Stored data:

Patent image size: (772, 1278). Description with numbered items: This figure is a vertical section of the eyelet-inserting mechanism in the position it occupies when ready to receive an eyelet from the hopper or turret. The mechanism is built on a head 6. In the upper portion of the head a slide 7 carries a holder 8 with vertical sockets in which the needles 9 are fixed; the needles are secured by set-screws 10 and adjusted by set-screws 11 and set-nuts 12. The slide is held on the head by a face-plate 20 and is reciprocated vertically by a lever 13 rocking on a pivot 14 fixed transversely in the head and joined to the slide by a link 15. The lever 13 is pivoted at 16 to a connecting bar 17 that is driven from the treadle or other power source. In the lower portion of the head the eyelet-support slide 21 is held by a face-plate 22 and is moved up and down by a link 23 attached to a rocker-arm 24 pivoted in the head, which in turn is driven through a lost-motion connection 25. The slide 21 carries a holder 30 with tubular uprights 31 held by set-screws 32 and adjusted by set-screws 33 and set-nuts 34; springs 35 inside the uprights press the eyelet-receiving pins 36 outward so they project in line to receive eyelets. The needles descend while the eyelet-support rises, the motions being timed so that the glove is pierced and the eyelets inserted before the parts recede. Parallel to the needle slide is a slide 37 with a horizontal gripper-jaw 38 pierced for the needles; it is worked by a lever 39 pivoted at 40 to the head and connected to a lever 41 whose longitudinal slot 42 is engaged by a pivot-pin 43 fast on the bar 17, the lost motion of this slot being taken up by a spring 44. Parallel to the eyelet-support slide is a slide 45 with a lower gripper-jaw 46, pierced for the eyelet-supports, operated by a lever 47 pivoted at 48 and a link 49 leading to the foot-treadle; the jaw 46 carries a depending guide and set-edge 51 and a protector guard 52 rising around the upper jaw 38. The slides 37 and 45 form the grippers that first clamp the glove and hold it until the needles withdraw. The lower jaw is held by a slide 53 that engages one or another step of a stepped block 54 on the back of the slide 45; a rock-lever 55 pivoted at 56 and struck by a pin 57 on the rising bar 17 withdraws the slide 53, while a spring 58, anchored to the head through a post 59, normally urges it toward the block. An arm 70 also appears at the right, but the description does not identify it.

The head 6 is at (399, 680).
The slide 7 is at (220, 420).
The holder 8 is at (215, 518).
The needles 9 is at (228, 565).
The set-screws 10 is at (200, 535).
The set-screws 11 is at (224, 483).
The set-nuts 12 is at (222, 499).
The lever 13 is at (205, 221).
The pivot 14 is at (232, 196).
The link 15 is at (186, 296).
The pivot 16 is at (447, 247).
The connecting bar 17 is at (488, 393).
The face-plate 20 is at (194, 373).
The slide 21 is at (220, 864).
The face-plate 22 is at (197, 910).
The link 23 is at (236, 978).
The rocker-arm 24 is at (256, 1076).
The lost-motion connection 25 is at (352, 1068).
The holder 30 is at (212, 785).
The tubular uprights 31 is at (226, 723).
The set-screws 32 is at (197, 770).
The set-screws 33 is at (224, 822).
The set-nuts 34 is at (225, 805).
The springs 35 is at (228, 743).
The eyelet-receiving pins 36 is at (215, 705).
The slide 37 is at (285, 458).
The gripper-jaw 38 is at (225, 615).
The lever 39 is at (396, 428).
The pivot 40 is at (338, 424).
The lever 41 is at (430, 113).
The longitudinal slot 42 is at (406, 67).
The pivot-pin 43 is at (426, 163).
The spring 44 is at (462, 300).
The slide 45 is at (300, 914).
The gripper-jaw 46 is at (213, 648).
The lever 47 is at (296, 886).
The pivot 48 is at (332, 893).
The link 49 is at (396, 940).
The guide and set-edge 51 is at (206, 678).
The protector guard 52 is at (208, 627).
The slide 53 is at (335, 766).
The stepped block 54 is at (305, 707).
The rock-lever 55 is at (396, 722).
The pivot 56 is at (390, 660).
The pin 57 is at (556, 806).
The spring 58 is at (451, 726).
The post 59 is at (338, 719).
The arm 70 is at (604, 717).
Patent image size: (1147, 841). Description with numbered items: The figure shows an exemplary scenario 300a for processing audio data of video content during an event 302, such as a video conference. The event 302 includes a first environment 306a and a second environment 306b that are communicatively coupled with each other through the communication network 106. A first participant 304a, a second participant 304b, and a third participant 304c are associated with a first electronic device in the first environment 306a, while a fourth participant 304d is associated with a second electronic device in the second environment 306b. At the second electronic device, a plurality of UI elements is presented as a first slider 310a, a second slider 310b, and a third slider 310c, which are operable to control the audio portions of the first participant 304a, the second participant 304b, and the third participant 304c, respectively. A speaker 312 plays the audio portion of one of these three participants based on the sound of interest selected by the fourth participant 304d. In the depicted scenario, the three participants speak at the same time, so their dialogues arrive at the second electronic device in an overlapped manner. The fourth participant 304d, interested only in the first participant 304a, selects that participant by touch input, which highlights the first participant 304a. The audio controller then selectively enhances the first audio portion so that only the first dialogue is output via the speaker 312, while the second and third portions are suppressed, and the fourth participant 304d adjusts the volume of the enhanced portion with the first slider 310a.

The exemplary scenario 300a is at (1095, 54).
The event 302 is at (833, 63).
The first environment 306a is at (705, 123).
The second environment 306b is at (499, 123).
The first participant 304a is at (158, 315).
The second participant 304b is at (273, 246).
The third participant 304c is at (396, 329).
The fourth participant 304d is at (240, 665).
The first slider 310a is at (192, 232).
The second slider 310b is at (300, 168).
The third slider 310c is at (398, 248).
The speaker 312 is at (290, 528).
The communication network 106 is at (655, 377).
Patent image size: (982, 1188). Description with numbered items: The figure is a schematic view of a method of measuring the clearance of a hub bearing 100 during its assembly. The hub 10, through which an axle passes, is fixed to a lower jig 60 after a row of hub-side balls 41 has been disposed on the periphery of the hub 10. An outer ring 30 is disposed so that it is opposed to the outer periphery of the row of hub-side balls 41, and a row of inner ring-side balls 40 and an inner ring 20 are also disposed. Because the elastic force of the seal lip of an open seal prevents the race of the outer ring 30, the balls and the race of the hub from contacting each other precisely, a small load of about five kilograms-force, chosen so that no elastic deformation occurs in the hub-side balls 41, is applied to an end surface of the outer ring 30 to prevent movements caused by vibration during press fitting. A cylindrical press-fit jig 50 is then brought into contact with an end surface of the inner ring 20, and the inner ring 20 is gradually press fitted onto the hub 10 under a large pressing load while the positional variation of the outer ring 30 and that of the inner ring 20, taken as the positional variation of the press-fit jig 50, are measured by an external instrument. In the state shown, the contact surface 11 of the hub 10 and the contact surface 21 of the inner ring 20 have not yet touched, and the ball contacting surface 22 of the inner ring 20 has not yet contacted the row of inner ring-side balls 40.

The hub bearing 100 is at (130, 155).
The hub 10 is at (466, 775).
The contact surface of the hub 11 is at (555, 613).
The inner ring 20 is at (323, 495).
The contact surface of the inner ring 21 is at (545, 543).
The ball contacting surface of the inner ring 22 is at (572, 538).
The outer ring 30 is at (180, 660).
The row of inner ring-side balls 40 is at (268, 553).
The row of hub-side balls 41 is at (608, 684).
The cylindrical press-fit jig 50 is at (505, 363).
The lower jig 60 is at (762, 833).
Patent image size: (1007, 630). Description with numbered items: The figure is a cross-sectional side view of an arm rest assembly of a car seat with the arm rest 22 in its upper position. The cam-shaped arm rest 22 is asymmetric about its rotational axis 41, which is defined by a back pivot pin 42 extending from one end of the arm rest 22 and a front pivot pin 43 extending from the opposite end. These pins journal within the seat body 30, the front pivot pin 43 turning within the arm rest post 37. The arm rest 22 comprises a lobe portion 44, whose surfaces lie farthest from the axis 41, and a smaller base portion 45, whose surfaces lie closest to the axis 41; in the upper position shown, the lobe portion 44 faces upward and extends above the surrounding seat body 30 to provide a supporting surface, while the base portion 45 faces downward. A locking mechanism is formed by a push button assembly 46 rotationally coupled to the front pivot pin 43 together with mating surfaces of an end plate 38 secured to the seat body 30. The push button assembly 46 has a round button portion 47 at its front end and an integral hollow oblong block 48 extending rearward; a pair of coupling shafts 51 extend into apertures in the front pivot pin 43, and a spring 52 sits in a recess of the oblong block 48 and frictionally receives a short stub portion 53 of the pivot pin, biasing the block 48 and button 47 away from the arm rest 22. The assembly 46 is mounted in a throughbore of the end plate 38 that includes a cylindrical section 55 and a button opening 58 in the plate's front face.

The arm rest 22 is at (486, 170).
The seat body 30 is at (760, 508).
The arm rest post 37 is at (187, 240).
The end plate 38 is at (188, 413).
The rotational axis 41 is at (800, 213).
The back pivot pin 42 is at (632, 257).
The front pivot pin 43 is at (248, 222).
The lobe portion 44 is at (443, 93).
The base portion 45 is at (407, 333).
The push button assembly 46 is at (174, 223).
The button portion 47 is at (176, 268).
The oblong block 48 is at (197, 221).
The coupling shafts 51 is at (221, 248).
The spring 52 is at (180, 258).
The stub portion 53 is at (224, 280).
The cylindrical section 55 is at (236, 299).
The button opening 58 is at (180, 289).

[GOAL]: Please edit the listing from the line with "Patent image size: (982, 1188)." to the line with "The inner ring 20 is at (323, 495)." by replacing "schematic view" with "schematic diagram" and keeping everything else the same. Return only those lines.

[RESULT OF THE TASK]:
Patent image size: (982, 1188). Description with numbered items: The figure is a schematic diagram of a method of measuring the clearance of a hub bearing 100 during its assembly. The hub 10, through which an axle passes, is fixed to a lower jig 60 after a row of hub-side balls 41 has been disposed on the periphery of the hub 10. An outer ring 30 is disposed so that it is opposed to the outer periphery of the row of hub-side balls 41, and a row of inner ring-side balls 40 and an inner ring 20 are also disposed. Because the elastic force of the seal lip of an open seal prevents the race of the outer ring 30, the balls and the race of the hub from contacting each other precisely, a small load of about five kilograms-force, chosen so that no elastic deformation occurs in the hub-side balls 41, is applied to an end surface of the outer ring 30 to prevent movements caused by vibration during press fitting. A cylindrical press-fit jig 50 is then brought into contact with an end surface of the inner ring 20, and the inner ring 20 is gradually press fitted onto the hub 10 under a large pressing load while the positional variation of the outer ring 30 and that of the inner ring 20, taken as the positional variation of the press-fit jig 50, are measured by an external instrument. In the state shown, the contact surface 11 of the hub 10 and the contact surface 21 of the inner ring 20 have not yet touched, and the ball contacting surface 22 of the inner ring 20 has not yet contacted the row of inner ring-side balls 40.

The hub bearing 100 is at (130, 155).
The hub 10 is at (466, 775).
The contact surface of the hub 11 is at (555, 613).
The inner ring 20 is at (323, 495).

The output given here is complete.